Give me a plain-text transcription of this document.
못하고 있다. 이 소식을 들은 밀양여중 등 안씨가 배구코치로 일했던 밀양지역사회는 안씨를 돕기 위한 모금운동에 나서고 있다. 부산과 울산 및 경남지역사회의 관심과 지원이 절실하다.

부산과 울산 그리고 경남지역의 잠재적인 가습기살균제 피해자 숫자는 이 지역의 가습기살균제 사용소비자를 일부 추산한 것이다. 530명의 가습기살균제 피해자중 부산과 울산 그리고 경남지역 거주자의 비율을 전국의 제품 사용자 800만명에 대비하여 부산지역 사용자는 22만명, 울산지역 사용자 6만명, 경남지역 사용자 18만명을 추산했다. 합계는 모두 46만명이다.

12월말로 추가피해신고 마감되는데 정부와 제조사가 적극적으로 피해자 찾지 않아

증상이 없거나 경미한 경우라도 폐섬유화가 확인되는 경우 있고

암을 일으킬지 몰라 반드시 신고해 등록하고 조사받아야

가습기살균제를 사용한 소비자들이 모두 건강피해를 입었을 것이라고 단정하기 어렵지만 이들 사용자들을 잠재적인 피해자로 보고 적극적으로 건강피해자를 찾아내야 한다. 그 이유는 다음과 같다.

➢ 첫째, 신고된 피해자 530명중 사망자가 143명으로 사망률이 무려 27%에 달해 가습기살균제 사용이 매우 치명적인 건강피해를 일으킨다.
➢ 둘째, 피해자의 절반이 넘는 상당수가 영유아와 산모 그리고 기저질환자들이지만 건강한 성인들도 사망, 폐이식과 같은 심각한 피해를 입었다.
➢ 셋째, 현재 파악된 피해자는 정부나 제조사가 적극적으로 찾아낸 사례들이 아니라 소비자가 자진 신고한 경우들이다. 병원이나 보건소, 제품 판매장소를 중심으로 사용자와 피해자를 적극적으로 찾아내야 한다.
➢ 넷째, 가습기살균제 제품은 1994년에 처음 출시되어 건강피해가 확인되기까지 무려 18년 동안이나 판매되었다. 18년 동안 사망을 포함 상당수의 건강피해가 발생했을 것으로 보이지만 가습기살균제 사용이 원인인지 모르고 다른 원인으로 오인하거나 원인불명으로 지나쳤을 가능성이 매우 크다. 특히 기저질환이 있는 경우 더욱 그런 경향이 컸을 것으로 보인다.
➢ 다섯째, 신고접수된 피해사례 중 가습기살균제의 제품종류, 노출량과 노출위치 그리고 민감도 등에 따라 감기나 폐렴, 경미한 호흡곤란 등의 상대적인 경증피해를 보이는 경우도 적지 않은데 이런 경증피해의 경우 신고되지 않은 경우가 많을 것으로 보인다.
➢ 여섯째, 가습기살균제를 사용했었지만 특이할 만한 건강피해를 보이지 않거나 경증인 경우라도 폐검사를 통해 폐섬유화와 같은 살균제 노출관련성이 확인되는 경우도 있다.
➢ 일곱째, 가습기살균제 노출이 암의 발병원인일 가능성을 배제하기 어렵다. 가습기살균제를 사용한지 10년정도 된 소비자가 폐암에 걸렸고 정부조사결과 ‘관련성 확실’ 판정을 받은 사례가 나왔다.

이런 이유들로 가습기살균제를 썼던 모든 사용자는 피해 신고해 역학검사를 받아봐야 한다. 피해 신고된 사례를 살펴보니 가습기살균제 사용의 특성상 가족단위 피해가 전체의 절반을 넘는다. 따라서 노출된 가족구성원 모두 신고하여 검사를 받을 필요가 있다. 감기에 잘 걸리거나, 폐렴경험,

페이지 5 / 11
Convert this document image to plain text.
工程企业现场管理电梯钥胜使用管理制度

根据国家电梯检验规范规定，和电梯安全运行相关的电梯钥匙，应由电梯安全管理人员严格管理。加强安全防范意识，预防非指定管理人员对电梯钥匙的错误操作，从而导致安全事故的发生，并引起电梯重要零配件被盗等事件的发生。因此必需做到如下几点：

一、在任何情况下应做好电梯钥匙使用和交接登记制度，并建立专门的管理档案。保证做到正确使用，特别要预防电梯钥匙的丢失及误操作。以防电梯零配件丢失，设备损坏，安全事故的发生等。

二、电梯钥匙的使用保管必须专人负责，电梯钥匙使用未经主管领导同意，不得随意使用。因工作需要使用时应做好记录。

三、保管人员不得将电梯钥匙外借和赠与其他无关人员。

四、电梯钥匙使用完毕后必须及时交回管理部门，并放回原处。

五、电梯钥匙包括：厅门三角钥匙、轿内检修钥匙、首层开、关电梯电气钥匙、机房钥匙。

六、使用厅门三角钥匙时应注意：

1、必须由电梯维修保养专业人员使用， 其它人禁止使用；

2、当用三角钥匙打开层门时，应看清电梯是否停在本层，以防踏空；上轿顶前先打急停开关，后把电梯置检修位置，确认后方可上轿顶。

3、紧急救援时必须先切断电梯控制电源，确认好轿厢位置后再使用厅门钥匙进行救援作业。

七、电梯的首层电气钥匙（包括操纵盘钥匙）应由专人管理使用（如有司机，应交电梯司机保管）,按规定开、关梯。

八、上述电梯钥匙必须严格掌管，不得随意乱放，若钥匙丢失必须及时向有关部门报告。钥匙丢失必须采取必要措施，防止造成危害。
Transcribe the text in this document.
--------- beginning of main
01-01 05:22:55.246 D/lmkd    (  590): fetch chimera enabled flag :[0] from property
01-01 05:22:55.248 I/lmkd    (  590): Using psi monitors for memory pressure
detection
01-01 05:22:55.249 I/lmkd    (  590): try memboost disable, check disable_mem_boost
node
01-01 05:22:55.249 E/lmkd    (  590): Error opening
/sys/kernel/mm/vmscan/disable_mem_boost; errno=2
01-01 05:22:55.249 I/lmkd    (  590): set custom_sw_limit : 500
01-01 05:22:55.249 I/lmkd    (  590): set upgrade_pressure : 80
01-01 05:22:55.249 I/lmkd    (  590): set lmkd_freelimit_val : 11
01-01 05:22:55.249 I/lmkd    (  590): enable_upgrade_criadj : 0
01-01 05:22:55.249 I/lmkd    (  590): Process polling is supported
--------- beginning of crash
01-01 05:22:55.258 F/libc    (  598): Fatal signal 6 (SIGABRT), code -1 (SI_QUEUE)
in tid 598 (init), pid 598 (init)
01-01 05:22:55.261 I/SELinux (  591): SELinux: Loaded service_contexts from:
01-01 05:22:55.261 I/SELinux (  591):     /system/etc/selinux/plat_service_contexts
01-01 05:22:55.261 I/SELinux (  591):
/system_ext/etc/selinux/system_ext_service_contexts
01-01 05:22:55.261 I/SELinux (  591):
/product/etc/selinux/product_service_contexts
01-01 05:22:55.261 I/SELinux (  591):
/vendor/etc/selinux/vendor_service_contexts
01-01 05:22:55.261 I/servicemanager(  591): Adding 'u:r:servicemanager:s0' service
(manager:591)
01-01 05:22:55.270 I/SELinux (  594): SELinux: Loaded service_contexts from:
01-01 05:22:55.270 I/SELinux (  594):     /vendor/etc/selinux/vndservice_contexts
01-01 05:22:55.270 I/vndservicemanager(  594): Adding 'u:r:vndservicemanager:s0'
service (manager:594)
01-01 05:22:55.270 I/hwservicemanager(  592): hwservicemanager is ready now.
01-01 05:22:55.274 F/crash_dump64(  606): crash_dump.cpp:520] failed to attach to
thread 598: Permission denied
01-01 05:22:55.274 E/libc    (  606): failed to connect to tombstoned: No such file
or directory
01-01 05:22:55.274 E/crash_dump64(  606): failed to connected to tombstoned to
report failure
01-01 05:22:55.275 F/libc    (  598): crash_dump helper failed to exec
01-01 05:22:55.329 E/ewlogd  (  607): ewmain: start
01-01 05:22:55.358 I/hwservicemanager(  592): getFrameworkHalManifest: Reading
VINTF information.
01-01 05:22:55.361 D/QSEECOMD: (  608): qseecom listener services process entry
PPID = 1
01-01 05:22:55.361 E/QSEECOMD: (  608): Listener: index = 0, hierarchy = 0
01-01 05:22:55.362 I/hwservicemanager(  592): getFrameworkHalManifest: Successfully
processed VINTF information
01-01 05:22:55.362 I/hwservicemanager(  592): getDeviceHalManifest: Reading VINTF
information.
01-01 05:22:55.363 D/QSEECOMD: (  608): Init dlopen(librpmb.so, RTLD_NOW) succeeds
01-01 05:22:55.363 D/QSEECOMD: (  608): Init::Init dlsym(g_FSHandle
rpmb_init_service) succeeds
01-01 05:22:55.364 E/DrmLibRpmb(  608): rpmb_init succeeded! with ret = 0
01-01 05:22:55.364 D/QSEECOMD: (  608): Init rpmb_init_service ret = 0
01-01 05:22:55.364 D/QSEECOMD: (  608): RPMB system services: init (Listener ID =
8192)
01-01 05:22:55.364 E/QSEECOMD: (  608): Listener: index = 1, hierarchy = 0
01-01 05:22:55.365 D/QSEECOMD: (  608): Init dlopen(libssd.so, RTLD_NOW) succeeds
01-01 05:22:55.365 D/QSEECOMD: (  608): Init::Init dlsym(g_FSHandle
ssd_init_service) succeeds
= = =
[Task to complete]:
Extract every line above that contains the word "dlopen".

[Written reply]:
01-01 05:22:55.363 D/QSEECOMD: (  608): Init dlopen(librpmb.so, RTLD_NOW) succeeds
01-01 05:22:55.365 D/QSEECOMD: (  608): Init dlopen(libssd.so, RTLD_NOW) succeeds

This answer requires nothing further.